• EXERCISE AIM:
Write out each line exactly as given. Leave the pictures out of your copy.

• INFORMATION PROVIDED:
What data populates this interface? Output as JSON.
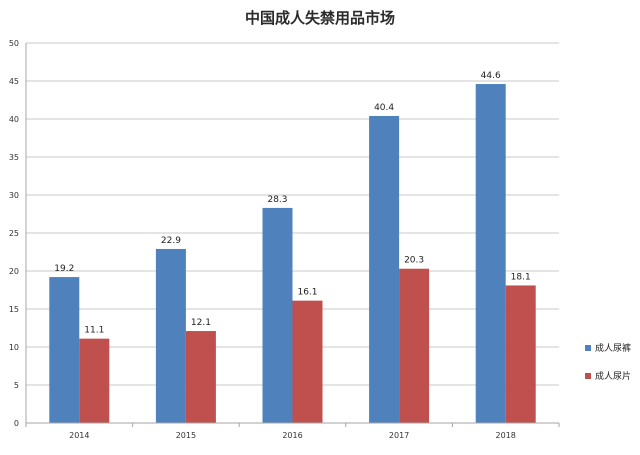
{
  "chart_data": {
    "type": "bar",
    "title": "中国成人失禁用品市场",
    "categories": [
      "2014",
      "2015",
      "2016",
      "2017",
      "2018"
    ],
    "series": [
      {
        "name": "成人尿裤",
        "color": "#4f81bd",
        "values": [
          19.2,
          22.9,
          28.3,
          40.4,
          44.6
        ],
        "labels": [
          "19.2",
          "22.9",
          "28.3",
          "40.4",
          "44.6"
        ]
      },
      {
        "name": "成人尿片",
        "color": "#c0504d",
        "values": [
          11.1,
          12.1,
          16.1,
          20.3,
          18.1
        ],
        "labels": [
          "11.1",
          "12.1",
          "16.1",
          "20.3",
          "18.1"
        ]
      }
    ],
    "ylim": [
      0,
      50
    ],
    "yticks": [
      "0",
      "5",
      "10",
      "15",
      "20",
      "25",
      "30",
      "35",
      "40",
      "45",
      "50"
    ],
    "xlabel": "",
    "ylabel": "",
    "grid": true,
    "legend": "right"
  }
}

• WORKED ANSWER:
What data populates this interface? Output as JSON.
{
  "chart_data": {
    "type": "bar",
    "title": "中国成人失禁用品市场",
    "categories": [
      "2014",
      "2015",
      "2016",
      "2017",
      "2018"
    ],
    "series": [
      {
        "name": "成人尿裤",
        "color": "#4f81bd",
        "values": [
          19.2,
          22.9,
          28.3,
          40.4,
          44.6
        ],
        "labels": [
          "19.2",
          "22.9",
          "28.3",
          "40.4",
          "44.6"
        ]
      },
      {
        "name": "成人尿片",
        "color": "#c0504d",
        "values": [
          11.1,
          12.1,
          16.1,
          20.3,
          18.1
        ],
        "labels": [
          "11.1",
          "12.1",
          "16.1",
          "20.3",
          "18.1"
        ]
      }
    ],
    "ylim": [
      0,
      50
    ],
    "yticks": [
      "0",
      "5",
      "10",
      "15",
      "20",
      "25",
      "30",
      "35",
      "40",
      "45",
      "50"
    ],
    "xlabel": "",
    "ylabel": "",
    "grid": true,
    "legend": "right"
  }
}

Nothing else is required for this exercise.